• _YOUR TASK_
Below is a block of records; reproduce all of them exactly and leave out any pictures.

═════ DATA TO USE

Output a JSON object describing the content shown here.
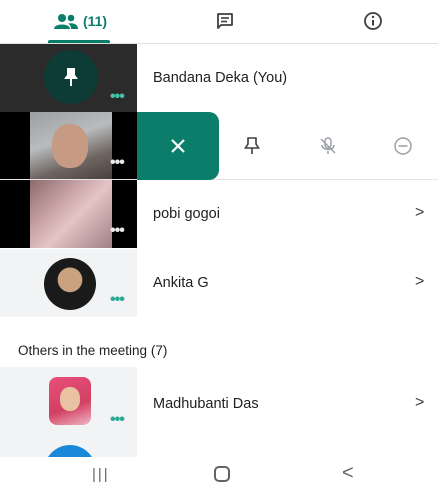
{
  "tabs": {
    "people_count": "(11)",
    "people_icon": "people-icon",
    "chat_icon": "chat-icon",
    "info_icon": "info-icon",
    "accent": "#0b7d6b"
  },
  "participants": [
    {
      "name": "Bandana Deka (You)",
      "tile": "pinned-avatar",
      "more": "•••"
    },
    {
      "name": "",
      "tile": "video",
      "more": "•••",
      "actions": [
        "close-icon",
        "pin-icon",
        "mic-off-icon",
        "remove-icon"
      ]
    },
    {
      "name": "pobi gogoi",
      "tile": "video",
      "more": "•••",
      "chevron": ">"
    },
    {
      "name": "Ankita G",
      "tile": "photo",
      "more": "•••",
      "chevron": ">"
    }
  ],
  "others": {
    "label": "Others in the meeting (7)",
    "items": [
      {
        "name": "Madhubanti Das",
        "more": "•••",
        "chevron": ">"
      }
    ]
  },
  "navbar": {
    "recent": "|||",
    "back": "<"
  }
}
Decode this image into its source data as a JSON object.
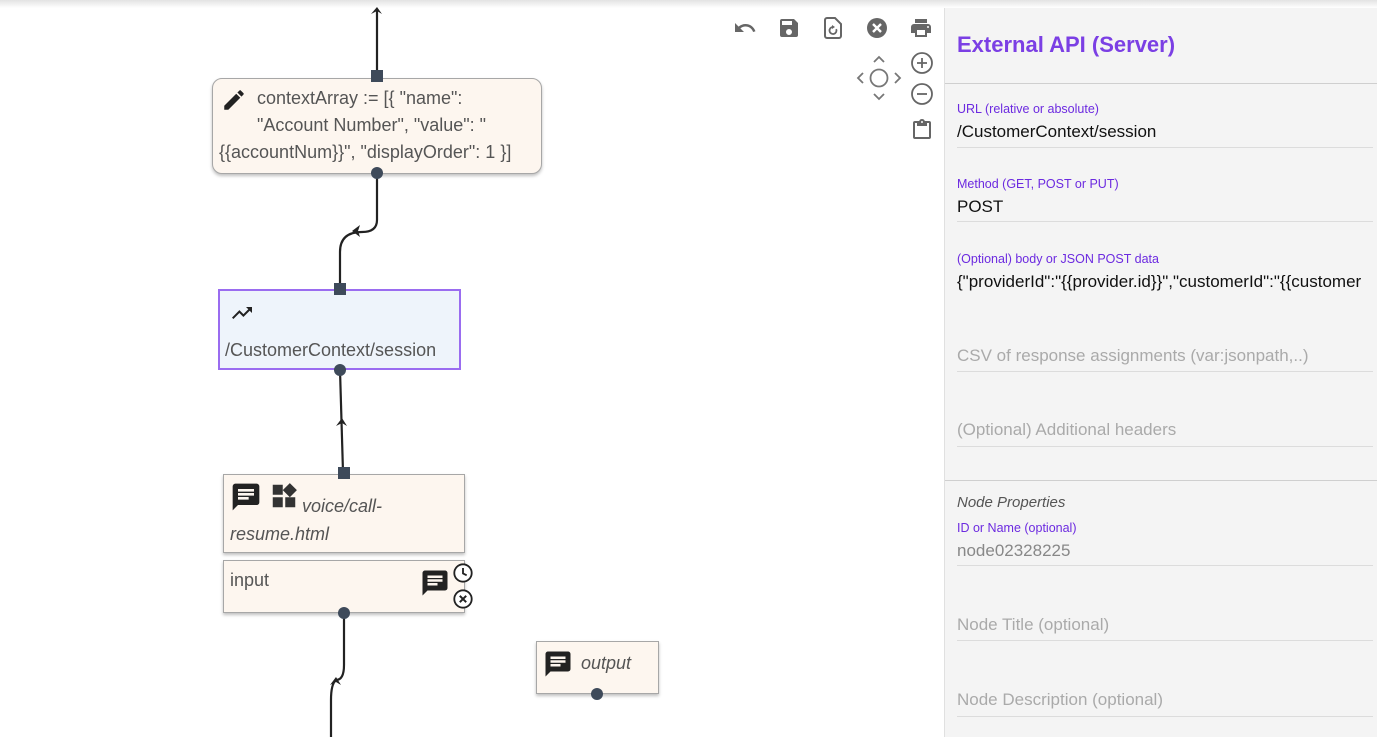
{
  "toolbar": {
    "undo_icon": "undo-icon",
    "save_icon": "save-icon",
    "reload_icon": "reload-icon",
    "close_icon": "close-icon",
    "print_icon": "print-icon",
    "navigate_icon": "pan-navigate-icon",
    "zoom_in_icon": "zoom-in-icon",
    "zoom_out_icon": "zoom-out-icon",
    "clipboard_icon": "clipboard-icon"
  },
  "nodes": {
    "assign": {
      "icon": "pencil-icon",
      "line1": "contextArray := [{ \"name\":",
      "line2": "\"Account Number\", \"value\": \"",
      "line3": "{{accountNum}}\", \"displayOrder\": 1 }]"
    },
    "api": {
      "icon": "trending-up-icon",
      "label": "/CustomerContext/session"
    },
    "page": {
      "icons": [
        "message-icon",
        "widgets-icon"
      ],
      "line1": "voice/call-",
      "line2": "resume.html"
    },
    "input": {
      "label": "input",
      "icons": [
        "message-icon",
        "clock-icon",
        "close-circle-icon"
      ]
    },
    "output": {
      "icon": "message-icon",
      "label": "output"
    }
  },
  "panel": {
    "title": "External API (Server)",
    "fields": [
      {
        "label": "URL (relative or absolute)",
        "value": "/CustomerContext/session"
      },
      {
        "label": "Method (GET, POST or PUT)",
        "value": "POST"
      },
      {
        "label": "(Optional) body or JSON POST data",
        "value": "{\"providerId\":\"{{provider.id}}\",\"customerId\":\"{{customer"
      }
    ],
    "placeholders": {
      "response_assignments": "CSV of response assignments (var:jsonpath,..)",
      "additional_headers": "(Optional) Additional headers"
    },
    "node_properties": {
      "section_title": "Node Properties",
      "id_label": "ID or Name (optional)",
      "id_value": "node02328225",
      "title_placeholder": "Node Title (optional)",
      "description_placeholder": "Node Description (optional)"
    }
  },
  "colors": {
    "accent": "#7b3fe4",
    "node_fill": "#fdf6ef",
    "selected_fill": "#eef4fb",
    "selected_border": "#9a6cf0",
    "port": "#3e4a5a"
  }
}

══════════

• _SOLUTION FOR THIS EXERCISE_
Output a JSON object describing the content shown here.
{
  "tabs": {
    "people_count": "(11)",
    "people_icon": "people-icon",
    "chat_icon": "chat-icon",
    "info_icon": "info-icon",
    "accent": "#0b7d6b"
  },
  "participants": [
    {
      "name": "Bandana Deka (You)",
      "tile": "pinned-avatar",
      "more": "•••"
    },
    {
      "name": "",
      "tile": "video",
      "more": "•••",
      "actions": [
        "close-icon",
        "pin-icon",
        "mic-off-icon",
        "remove-icon"
      ]
    },
    {
      "name": "pobi gogoi",
      "tile": "video",
      "more": "•••",
      "chevron": ">"
    },
    {
      "name": "Ankita G",
      "tile": "photo",
      "more": "•••",
      "chevron": ">"
    }
  ],
  "others": {
    "label": "Others in the meeting (7)",
    "items": [
      {
        "name": "Madhubanti Das",
        "more": "•••",
        "chevron": ">"
      }
    ]
  },
  "navbar": {
    "recent": "|||",
    "back": "<"
  }
}
Decode this image into its source data as a JSON object.
{
  "toolbar": {
    "undo_icon": "undo-icon",
    "save_icon": "save-icon",
    "reload_icon": "reload-icon",
    "close_icon": "close-icon",
    "print_icon": "print-icon",
    "navigate_icon": "pan-navigate-icon",
    "zoom_in_icon": "zoom-in-icon",
    "zoom_out_icon": "zoom-out-icon",
    "clipboard_icon": "clipboard-icon"
  },
  "nodes": {
    "assign": {
      "icon": "pencil-icon",
      "line1": "contextArray := [{ \"name\":",
      "line2": "\"Account Number\", \"value\": \"",
      "line3": "{{accountNum}}\", \"displayOrder\": 1 }]"
    },
    "api": {
      "icon": "trending-up-icon",
      "label": "/CustomerContext/session"
    },
    "page": {
      "icons": [
        "message-icon",
        "widgets-icon"
      ],
      "line1": "voice/call-",
      "line2": "resume.html"
    },
    "input": {
      "label": "input",
      "icons": [
        "message-icon",
        "clock-icon",
        "close-circle-icon"
      ]
    },
    "output": {
      "icon": "message-icon",
      "label": "output"
    }
  },
  "panel": {
    "title": "External API (Server)",
    "fields": [
      {
        "label": "URL (relative or absolute)",
        "value": "/CustomerContext/session"
      },
      {
        "label": "Method (GET, POST or PUT)",
        "value": "POST"
      },
      {
        "label": "(Optional) body or JSON POST data",
        "value": "{\"providerId\":\"{{provider.id}}\",\"customerId\":\"{{customer"
      }
    ],
    "placeholders": {
      "response_assignments": "CSV of response assignments (var:jsonpath,..)",
      "additional_headers": "(Optional) Additional headers"
    },
    "node_properties": {
      "section_title": "Node Properties",
      "id_label": "ID or Name (optional)",
      "id_value": "node02328225",
      "title_placeholder": "Node Title (optional)",
      "description_placeholder": "Node Description (optional)"
    }
  },
  "colors": {
    "accent": "#7b3fe4",
    "node_fill": "#fdf6ef",
    "selected_fill": "#eef4fb",
    "selected_border": "#9a6cf0",
    "port": "#3e4a5a"
  }
}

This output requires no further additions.